» The exercise: The records underneath are to be repeated exactly, with the pictures left out.

### Extracted data

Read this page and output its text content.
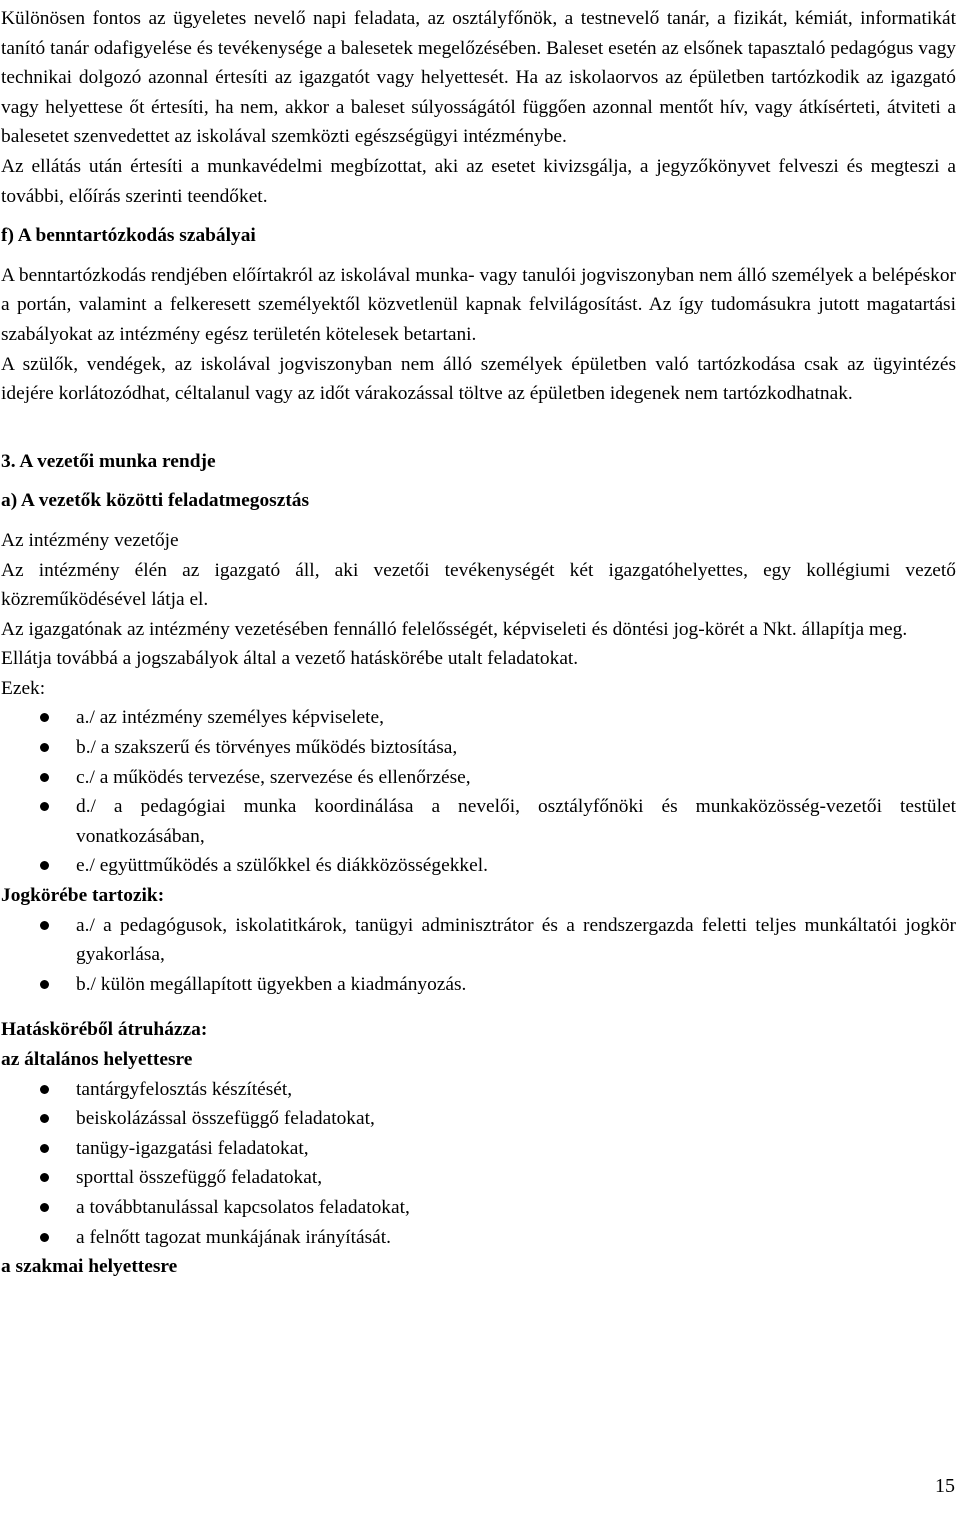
Különösen fontos az ügyeletes nevelő napi feladata, az osztályfőnök, a testnevelő tanár, a fizikát, kémiát, informatikát tanító tanár odafigyelése és tevékenysége a balesetek megelőzésében. Baleset esetén az elsőnek tapasztaló pedagógus vagy technikai dolgozó azonnal értesíti az igazgatót vagy helyettesét. Ha az iskolaorvos az épületben tartózkodik az igazgató vagy helyettese őt értesíti, ha nem, akkor a baleset súlyosságától függően azonnal mentőt hív, vagy átkísérteti, átviteti a balesetet szenvedettet az iskolával szemközti egészségügyi intézménybe.

Az ellátás után értesíti a munkavédelmi megbízottat, aki az esetet kivizsgálja, a jegyzőkönyvet felveszi és megteszi a további, előírás szerinti teendőket.

f) A benntartózkodás szabályai

A benntartózkodás rendjében előírtakról az iskolával munka- vagy tanulói jogviszonyban nem álló személyek a belépéskor a portán, valamint a felkeresett személyektől közvetlenül kapnak felvilágosítást. Az így tudomásukra jutott magatartási szabályokat az intézmény egész területén kötelesek betartani.

A szülők, vendégek, az iskolával jogviszonyban nem álló személyek épületben való tartózkodása csak az ügyintézés idejére korlátozódhat, céltalanul vagy az időt várakozással töltve az épületben idegenek nem tartózkodhatnak.

3. A vezetői munka rendje

a) A vezetők közötti feladatmegosztás

Az intézmény vezetője

Az intézmény élén az igazgató áll, aki vezetői tevékenységét két igazgatóhelyettes, egy kollégiumi vezető közreműködésével látja el.

Az igazgatónak az intézmény vezetésében fennálló felelősségét, képviseleti és döntési jog-körét a Nkt. állapítja meg.

Ellátja továbbá a jogszabályok által a vezető hatáskörébe utalt feladatokat.

Ezek:

a./ az intézmény személyes képviselete,
b./ a szakszerű és törvényes működés biztosítása,
c./ a működés tervezése, szervezése és ellenőrzése,
d./ a pedagógiai munka koordinálása a nevelői, osztályfőnöki és munkaközösség-vezetői testület vonatkozásában,
e./ együttműködés a szülőkkel és diákközösségekkel.

Jogkörébe tartozik:

a./ a pedagógusok, iskolatitkárok, tanügyi adminisztrátor és a rendszergazda feletti teljes munkáltatói jogkör gyakorlása,
b./ külön megállapított ügyekben a kiadmányozás.

Hatásköréből átruházza:

az általános helyettesre

tantárgyfelosztás készítését,
beiskolázással összefüggő feladatokat,
tanügy-igazgatási feladatokat,
sporttal összefüggő feladatokat,
a továbbtanulással kapcsolatos feladatokat,
a felnőtt tagozat munkájának irányítását.

a szakmai helyettesre

15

######

» Exercise solution:
Read this page and output its text content.
Különösen fontos az ügyeletes nevelő napi feladata, az osztályfőnök, a testnevelő tanár, a fizikát, kémiát, informatikát tanító tanár odafigyelése és tevékenysége a balesetek megelőzésében. Baleset esetén az elsőnek tapasztaló pedagógus vagy technikai dolgozó azonnal értesíti az igazgatót vagy helyettesét. Ha az iskolaorvos az épületben tartózkodik az igazgató vagy helyettese őt értesíti, ha nem, akkor a baleset súlyosságától függően azonnal mentőt hív, vagy átkísérteti, átviteti a balesetet szenvedettet az iskolával szemközti egészségügyi intézménybe.

Az ellátás után értesíti a munkavédelmi megbízottat, aki az esetet kivizsgálja, a jegyzőkönyvet felveszi és megteszi a további, előírás szerinti teendőket.

f) A benntartózkodás szabályai

A benntartózkodás rendjében előírtakról az iskolával munka- vagy tanulói jogviszonyban nem álló személyek a belépéskor a portán, valamint a felkeresett személyektől közvetlenül kapnak felvilágosítást. Az így tudomásukra jutott magatartási szabályokat az intézmény egész területén kötelesek betartani.

A szülők, vendégek, az iskolával jogviszonyban nem álló személyek épületben való tartózkodása csak az ügyintézés idejére korlátozódhat, céltalanul vagy az időt várakozással töltve az épületben idegenek nem tartózkodhatnak.

3. A vezetői munka rendje

a) A vezetők közötti feladatmegosztás

Az intézmény vezetője

Az intézmény élén az igazgató áll, aki vezetői tevékenységét két igazgatóhelyettes, egy kollégiumi vezető közreműködésével látja el.

Az igazgatónak az intézmény vezetésében fennálló felelősségét, képviseleti és döntési jog-körét a Nkt. állapítja meg.

Ellátja továbbá a jogszabályok által a vezető hatáskörébe utalt feladatokat.

Ezek:

a./ az intézmény személyes képviselete,
b./ a szakszerű és törvényes működés biztosítása,
c./ a működés tervezése, szervezése és ellenőrzése,
d./ a pedagógiai munka koordinálása a nevelői, osztályfőnöki és munkaközösség-vezetői testület vonatkozásában,
e./ együttműködés a szülőkkel és diákközösségekkel.

Jogkörébe tartozik:

a./ a pedagógusok, iskolatitkárok, tanügyi adminisztrátor és a rendszergazda feletti teljes munkáltatói jogkör gyakorlása,
b./ külön megállapított ügyekben a kiadmányozás.

Hatásköréből átruházza:

az általános helyettesre

tantárgyfelosztás készítését,
beiskolázással összefüggő feladatokat,
tanügy-igazgatási feladatokat,
sporttal összefüggő feladatokat,
a továbbtanulással kapcsolatos feladatokat,
a felnőtt tagozat munkájának irányítását.

a szakmai helyettesre

15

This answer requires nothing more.